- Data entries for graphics
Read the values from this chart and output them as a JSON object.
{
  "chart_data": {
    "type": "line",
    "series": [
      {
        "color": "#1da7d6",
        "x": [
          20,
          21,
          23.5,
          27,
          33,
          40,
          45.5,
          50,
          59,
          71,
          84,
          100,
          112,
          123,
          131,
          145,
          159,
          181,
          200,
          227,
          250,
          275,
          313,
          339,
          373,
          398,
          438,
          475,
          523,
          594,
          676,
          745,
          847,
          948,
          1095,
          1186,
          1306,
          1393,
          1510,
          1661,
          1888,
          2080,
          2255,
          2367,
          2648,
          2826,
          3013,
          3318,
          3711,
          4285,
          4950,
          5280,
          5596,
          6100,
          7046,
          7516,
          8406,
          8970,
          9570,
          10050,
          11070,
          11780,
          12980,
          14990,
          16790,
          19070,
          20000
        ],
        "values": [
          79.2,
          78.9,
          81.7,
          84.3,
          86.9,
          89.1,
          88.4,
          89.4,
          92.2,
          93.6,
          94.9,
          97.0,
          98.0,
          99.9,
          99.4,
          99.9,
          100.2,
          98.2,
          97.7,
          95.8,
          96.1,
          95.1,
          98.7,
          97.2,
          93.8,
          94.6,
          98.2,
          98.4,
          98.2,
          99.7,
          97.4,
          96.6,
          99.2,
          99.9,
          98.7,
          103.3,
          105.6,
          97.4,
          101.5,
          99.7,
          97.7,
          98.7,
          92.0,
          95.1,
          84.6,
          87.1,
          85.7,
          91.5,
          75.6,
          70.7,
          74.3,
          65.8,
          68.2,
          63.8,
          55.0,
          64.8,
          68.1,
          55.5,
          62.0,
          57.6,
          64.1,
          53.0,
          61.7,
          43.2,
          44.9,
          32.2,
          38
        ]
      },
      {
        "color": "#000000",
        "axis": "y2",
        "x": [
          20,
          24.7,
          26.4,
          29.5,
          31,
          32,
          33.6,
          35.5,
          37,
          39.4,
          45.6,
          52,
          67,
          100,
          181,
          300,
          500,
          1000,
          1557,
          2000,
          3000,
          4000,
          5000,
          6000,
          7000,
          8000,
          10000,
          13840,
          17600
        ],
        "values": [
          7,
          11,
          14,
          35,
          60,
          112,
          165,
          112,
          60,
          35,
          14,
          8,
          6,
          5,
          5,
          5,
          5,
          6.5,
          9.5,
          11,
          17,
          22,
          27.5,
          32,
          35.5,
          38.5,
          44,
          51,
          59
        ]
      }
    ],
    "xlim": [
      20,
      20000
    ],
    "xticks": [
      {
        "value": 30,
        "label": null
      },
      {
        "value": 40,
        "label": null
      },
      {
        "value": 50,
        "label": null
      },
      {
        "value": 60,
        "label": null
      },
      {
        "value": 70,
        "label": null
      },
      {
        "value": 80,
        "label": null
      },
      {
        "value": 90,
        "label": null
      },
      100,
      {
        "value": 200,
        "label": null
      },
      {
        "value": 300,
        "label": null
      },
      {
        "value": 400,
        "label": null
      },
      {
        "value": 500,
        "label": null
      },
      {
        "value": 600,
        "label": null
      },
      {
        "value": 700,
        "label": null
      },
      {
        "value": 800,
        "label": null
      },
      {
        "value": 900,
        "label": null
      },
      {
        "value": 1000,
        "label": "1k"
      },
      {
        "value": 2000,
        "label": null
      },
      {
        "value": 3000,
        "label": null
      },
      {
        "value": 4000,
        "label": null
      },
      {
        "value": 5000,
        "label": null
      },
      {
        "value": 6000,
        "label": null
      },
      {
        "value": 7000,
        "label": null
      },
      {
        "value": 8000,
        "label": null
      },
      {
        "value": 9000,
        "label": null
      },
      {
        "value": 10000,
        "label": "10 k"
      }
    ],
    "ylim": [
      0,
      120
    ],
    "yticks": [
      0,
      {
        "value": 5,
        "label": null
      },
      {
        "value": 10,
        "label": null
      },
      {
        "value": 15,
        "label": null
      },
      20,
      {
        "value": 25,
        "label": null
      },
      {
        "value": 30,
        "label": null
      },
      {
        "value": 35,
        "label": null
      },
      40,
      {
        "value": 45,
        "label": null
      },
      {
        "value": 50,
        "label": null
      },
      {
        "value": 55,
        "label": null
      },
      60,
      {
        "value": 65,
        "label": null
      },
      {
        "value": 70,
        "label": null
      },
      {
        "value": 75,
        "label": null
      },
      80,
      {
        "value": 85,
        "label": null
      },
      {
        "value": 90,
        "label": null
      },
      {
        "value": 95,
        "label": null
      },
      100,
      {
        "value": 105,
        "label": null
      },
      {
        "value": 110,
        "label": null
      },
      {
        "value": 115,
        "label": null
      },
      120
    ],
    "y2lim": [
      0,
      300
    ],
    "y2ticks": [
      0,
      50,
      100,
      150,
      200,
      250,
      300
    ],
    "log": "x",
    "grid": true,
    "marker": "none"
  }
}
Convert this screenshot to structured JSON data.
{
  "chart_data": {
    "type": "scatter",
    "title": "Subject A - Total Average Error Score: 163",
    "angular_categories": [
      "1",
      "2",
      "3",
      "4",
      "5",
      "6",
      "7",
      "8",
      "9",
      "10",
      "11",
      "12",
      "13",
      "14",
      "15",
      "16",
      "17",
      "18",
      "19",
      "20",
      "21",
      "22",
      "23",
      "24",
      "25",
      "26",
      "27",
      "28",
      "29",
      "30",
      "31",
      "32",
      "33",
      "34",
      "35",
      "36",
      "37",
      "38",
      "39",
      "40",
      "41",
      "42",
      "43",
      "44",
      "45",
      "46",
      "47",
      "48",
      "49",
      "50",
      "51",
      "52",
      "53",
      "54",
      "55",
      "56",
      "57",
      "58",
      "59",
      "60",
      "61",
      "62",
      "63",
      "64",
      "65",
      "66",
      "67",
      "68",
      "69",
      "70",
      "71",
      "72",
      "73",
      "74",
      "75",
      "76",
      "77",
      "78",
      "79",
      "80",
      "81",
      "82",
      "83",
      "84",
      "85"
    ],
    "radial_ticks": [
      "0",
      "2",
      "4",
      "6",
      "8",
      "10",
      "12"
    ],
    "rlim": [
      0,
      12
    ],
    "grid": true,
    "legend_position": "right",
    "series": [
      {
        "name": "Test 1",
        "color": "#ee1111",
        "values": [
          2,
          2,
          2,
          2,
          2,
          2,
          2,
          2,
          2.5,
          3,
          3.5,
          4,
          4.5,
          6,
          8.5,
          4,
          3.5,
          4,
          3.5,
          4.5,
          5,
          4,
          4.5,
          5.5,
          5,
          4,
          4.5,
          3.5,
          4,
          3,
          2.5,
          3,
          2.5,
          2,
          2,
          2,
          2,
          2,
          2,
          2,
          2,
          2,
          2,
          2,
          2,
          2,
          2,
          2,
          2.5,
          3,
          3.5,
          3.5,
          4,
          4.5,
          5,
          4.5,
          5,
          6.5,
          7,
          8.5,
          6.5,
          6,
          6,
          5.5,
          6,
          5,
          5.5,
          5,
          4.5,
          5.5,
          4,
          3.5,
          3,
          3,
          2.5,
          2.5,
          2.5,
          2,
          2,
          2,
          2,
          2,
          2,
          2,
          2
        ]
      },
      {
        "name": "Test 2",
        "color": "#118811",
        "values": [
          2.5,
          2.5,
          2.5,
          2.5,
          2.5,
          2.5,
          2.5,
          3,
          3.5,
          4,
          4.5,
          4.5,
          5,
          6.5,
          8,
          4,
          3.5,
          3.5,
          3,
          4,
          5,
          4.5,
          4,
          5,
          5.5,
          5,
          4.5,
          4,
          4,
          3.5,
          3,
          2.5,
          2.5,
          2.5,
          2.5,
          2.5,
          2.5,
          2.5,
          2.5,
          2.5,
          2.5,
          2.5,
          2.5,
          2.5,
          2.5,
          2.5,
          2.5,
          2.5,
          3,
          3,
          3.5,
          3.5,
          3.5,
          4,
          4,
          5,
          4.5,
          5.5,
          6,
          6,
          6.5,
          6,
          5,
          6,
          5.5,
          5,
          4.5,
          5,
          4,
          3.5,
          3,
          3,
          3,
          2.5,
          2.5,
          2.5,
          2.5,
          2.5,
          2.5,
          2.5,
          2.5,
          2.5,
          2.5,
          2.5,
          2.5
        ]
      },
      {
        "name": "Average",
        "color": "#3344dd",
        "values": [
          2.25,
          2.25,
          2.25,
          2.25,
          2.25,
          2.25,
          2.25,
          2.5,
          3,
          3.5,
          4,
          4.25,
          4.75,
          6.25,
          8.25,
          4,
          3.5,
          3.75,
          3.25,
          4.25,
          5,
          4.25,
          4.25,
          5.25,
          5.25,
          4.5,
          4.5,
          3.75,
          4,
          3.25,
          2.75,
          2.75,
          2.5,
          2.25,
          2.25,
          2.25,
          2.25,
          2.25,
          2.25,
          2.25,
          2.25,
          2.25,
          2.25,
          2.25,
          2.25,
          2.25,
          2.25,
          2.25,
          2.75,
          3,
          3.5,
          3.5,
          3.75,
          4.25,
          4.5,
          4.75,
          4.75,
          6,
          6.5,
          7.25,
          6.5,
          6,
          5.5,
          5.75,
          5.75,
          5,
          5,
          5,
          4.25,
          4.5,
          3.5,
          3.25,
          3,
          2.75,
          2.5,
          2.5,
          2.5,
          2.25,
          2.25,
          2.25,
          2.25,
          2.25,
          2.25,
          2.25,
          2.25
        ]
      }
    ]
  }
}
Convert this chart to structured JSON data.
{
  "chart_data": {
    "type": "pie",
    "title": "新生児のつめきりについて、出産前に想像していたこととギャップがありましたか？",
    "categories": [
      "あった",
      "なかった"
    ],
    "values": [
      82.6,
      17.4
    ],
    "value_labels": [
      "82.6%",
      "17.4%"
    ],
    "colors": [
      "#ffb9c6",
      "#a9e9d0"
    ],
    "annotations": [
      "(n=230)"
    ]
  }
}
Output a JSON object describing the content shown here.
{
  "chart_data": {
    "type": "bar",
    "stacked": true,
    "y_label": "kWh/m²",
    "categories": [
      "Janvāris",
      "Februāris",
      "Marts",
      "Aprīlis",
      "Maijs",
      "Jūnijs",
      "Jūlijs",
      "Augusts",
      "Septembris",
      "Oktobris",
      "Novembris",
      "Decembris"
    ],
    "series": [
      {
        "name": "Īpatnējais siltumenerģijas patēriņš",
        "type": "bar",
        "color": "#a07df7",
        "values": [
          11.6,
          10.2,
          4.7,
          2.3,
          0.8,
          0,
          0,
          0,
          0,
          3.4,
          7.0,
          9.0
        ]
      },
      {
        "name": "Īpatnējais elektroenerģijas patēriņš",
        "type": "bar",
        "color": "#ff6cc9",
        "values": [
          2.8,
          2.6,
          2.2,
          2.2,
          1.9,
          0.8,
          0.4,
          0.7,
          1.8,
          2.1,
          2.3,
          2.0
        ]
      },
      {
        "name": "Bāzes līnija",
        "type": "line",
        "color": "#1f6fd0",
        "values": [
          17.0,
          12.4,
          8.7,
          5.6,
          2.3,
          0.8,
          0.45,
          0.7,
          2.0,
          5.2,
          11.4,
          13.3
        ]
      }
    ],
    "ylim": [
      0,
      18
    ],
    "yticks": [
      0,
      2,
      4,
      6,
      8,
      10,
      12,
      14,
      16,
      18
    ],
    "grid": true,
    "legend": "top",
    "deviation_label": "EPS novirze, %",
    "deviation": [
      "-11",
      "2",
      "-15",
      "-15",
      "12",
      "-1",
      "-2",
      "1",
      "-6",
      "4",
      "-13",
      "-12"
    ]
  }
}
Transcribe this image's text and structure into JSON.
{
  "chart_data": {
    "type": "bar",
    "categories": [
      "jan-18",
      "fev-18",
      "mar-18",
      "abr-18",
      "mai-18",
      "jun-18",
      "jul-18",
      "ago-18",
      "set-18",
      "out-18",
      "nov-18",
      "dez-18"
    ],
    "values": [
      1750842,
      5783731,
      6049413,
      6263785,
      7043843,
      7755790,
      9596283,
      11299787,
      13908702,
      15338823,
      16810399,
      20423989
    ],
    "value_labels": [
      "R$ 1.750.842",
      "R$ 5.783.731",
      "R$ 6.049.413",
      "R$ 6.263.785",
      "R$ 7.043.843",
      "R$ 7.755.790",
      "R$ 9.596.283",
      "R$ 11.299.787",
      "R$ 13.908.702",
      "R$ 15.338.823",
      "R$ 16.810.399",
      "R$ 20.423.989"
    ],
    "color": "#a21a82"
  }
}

- What is needed
Look through the data and show every line containing "JSON".

- Problem solution
Read the values from this chart and output them as a JSON object.
Convert this screenshot to structured JSON data.
Convert this chart to structured JSON data.
Output a JSON object describing the content shown here.
Transcribe this image's text and structure into JSON.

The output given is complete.